Stored records:
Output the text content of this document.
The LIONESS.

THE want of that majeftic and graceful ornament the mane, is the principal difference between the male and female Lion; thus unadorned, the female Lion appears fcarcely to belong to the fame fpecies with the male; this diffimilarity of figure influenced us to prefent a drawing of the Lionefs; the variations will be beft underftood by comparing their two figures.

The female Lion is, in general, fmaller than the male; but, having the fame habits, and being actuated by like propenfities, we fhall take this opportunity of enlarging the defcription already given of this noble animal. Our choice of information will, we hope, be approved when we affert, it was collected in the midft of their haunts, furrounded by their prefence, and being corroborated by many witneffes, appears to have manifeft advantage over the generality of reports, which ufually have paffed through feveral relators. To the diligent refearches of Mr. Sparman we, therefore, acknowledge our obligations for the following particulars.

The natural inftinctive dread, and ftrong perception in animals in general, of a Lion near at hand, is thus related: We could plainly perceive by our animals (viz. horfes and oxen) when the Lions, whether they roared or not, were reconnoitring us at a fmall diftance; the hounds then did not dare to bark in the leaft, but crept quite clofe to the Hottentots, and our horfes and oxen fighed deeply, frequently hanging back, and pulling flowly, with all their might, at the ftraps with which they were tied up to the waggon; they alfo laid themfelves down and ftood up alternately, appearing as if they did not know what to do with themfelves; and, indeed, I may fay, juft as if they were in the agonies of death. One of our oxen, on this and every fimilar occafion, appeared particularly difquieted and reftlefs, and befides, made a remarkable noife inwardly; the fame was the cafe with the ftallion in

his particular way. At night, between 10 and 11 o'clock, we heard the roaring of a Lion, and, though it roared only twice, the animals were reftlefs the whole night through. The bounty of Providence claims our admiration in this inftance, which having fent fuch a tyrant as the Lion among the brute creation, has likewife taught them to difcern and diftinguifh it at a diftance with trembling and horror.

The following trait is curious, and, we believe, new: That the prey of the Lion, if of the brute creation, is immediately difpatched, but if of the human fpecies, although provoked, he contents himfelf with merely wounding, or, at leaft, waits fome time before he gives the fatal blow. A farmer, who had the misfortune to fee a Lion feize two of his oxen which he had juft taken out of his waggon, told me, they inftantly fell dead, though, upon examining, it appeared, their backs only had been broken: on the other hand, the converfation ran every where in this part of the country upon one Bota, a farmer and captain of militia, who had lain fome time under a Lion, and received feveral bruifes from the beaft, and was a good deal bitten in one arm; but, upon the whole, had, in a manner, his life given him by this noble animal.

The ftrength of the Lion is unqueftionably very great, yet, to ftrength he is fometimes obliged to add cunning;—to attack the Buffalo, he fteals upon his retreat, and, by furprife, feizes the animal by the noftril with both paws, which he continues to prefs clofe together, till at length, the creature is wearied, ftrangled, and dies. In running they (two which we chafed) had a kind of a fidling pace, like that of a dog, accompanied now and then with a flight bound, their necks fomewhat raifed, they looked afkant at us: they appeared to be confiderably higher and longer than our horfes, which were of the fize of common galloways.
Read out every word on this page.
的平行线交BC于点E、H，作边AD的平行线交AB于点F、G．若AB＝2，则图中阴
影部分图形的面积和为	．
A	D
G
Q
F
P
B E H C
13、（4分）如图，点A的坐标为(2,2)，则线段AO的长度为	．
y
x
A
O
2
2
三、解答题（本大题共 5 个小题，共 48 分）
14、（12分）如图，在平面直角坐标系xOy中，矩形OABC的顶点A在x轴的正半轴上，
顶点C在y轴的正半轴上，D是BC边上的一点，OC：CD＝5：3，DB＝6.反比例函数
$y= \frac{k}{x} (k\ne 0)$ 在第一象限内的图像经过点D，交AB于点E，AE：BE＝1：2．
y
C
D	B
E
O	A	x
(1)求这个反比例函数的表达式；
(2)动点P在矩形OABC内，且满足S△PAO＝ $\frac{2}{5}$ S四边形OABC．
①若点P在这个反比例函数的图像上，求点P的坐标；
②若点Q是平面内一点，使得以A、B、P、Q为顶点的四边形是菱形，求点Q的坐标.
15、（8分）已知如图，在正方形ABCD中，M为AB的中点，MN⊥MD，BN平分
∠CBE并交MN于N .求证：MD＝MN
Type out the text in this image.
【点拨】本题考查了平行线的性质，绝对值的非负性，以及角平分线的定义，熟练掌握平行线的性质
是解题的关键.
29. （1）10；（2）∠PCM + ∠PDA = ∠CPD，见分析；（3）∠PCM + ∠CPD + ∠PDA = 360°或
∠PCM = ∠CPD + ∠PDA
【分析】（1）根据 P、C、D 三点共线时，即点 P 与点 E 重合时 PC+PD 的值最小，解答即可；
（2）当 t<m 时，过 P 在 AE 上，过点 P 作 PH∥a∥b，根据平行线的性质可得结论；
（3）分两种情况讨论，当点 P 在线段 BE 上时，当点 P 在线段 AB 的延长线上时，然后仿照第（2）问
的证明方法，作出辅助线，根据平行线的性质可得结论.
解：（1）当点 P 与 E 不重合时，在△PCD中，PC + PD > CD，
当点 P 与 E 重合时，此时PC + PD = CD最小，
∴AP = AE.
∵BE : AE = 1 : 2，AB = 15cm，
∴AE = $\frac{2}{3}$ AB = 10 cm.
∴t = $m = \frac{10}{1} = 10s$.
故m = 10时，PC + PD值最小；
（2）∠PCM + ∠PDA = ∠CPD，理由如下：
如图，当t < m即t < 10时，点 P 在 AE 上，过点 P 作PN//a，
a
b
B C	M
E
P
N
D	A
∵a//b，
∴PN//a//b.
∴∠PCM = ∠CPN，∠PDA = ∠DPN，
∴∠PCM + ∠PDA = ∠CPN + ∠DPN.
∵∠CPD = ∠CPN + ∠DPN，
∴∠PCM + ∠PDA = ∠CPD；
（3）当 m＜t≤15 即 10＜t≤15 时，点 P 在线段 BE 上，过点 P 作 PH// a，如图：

**AIM OF THE TASK:** Which lines hold the string "appears"? List them all.

**ANSWER FOR THIS EXERCISE:**
THE want of that majeftic and graceful ornament the mane, is the principal difference between the male and female Lion; thus unadorned, the female Lion appears fcarcely to belong to the fame fpecies with the male; this diffimilarity of figure influenced us to prefent a drawing of the Lionefs; the variations will be beft underftood by comparing their two figures.
The female Lion is, in general, fmaller than the male; but, having the fame habits, and being actuated by like propenfities, we fhall take this opportunity of enlarging the defcription already given of this noble animal. Our choice of information will, we hope, be approved when we affert, it was collected in the midft of their haunts, furrounded by their prefence, and being corroborated by many witneffes, appears to have manifeft advantage over the generality of reports, which ufually have paffed through feveral relators. To the diligent refearches of Mr. Sparman we, therefore, acknowledge our obligations for the following particulars.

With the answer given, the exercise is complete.